* START EXTRACTED MATERIAL *
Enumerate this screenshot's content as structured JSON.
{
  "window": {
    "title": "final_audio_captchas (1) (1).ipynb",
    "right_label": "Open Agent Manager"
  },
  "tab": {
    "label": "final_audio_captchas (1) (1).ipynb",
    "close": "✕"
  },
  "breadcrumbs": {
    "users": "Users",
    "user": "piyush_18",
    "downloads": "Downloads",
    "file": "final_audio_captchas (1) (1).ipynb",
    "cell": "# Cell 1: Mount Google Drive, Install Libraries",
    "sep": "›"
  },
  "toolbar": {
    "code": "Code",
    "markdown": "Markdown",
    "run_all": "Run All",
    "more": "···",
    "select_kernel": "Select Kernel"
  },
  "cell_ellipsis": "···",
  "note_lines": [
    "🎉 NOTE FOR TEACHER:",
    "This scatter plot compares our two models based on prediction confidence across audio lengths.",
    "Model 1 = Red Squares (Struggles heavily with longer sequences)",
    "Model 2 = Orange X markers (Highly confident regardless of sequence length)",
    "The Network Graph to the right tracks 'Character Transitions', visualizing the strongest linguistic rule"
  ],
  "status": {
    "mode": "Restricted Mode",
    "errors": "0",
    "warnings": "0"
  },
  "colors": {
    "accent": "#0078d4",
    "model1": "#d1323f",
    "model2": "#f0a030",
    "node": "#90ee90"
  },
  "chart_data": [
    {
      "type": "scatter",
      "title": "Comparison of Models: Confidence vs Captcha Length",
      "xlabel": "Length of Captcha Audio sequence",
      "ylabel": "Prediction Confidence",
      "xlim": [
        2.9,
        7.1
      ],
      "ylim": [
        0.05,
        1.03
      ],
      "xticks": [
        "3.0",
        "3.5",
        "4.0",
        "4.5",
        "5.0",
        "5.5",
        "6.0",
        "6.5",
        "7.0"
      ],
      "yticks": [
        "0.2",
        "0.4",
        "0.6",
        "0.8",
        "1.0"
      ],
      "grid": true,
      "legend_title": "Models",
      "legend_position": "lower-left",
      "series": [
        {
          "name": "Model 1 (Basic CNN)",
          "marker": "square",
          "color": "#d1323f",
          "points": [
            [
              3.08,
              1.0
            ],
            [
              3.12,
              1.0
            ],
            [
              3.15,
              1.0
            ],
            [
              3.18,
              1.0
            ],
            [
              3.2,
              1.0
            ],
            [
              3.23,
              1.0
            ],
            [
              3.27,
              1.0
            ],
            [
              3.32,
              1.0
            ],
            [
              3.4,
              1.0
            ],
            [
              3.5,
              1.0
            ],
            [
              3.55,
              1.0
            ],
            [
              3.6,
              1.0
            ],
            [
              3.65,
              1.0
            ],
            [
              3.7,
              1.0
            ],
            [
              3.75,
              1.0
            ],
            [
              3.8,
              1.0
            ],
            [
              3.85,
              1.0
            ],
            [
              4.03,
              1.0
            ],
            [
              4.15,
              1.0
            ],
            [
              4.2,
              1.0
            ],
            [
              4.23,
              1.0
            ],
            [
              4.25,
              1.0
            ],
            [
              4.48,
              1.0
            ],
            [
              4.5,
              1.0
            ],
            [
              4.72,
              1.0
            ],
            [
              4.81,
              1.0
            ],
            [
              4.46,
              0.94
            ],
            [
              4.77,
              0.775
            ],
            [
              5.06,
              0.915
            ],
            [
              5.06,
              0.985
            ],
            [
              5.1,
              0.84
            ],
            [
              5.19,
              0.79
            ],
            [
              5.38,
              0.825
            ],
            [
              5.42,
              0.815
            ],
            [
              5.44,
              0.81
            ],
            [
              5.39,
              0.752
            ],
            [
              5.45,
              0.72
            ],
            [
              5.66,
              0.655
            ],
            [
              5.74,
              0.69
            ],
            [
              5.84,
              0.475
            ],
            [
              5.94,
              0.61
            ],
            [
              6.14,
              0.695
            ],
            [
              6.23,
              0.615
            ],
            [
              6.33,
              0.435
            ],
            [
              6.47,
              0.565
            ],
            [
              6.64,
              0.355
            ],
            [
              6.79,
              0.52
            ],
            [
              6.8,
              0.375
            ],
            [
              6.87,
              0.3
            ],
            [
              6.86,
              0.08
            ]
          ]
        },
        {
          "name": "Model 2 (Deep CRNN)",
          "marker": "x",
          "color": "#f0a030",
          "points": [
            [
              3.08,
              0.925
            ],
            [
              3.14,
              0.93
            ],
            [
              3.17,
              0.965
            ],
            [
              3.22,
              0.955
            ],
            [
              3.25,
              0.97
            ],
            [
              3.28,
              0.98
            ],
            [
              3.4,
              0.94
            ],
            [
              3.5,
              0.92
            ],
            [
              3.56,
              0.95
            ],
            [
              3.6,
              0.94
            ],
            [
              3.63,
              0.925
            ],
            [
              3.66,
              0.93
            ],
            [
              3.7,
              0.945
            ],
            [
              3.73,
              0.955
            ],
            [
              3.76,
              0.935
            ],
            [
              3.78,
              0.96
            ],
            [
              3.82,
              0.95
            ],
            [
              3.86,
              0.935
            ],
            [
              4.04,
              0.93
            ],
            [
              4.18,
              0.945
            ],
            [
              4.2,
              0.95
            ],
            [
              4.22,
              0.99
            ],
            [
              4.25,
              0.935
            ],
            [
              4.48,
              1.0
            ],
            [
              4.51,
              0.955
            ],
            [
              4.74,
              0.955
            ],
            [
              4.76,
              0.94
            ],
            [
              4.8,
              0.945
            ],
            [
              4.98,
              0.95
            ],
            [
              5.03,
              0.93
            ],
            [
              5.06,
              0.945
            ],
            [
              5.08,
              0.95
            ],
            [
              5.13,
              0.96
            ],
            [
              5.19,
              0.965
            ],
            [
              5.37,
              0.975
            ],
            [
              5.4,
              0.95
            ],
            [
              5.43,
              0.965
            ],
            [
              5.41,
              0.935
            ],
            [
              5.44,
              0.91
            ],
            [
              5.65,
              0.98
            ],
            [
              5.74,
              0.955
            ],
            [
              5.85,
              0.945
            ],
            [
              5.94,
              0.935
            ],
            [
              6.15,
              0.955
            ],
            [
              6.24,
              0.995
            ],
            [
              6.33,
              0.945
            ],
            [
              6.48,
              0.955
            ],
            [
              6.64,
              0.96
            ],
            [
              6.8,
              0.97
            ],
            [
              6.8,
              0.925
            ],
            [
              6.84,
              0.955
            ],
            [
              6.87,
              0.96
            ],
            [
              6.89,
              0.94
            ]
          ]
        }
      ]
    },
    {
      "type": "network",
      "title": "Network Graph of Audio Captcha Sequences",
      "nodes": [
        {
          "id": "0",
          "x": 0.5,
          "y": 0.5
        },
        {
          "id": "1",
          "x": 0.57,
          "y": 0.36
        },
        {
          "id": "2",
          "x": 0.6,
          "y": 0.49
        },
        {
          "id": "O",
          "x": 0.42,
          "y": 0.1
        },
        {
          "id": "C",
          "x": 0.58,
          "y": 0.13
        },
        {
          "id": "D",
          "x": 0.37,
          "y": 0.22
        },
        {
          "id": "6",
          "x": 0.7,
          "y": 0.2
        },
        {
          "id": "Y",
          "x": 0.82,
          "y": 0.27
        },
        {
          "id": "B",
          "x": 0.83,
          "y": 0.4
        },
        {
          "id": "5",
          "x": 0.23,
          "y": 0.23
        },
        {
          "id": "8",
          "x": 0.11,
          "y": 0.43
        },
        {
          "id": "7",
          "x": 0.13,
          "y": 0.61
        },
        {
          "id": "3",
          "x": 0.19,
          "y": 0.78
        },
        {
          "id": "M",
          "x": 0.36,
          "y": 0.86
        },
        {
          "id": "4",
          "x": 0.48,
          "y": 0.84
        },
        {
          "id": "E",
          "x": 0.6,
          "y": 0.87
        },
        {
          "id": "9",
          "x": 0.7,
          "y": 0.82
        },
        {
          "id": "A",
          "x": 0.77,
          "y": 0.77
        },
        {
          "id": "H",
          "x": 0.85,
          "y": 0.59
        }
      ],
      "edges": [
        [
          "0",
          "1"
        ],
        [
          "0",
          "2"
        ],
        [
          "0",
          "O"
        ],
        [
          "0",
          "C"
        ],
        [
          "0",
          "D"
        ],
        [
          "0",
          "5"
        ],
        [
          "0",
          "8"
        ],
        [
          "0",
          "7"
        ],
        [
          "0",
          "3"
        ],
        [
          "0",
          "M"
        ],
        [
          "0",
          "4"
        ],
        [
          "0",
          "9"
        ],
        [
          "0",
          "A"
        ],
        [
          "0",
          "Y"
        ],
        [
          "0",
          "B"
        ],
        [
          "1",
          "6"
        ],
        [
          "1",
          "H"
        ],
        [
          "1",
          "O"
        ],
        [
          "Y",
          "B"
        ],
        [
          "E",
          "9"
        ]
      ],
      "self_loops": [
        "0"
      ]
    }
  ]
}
* END EXTRACTED MATERIAL *
WRITTEN TASK -
Find every line above that contains the word "scatter", and return each one.

TASK ANSWER -
    "This scatter plot compares our two models based on prediction confidence across audio lengths.",
      "type": "scatter",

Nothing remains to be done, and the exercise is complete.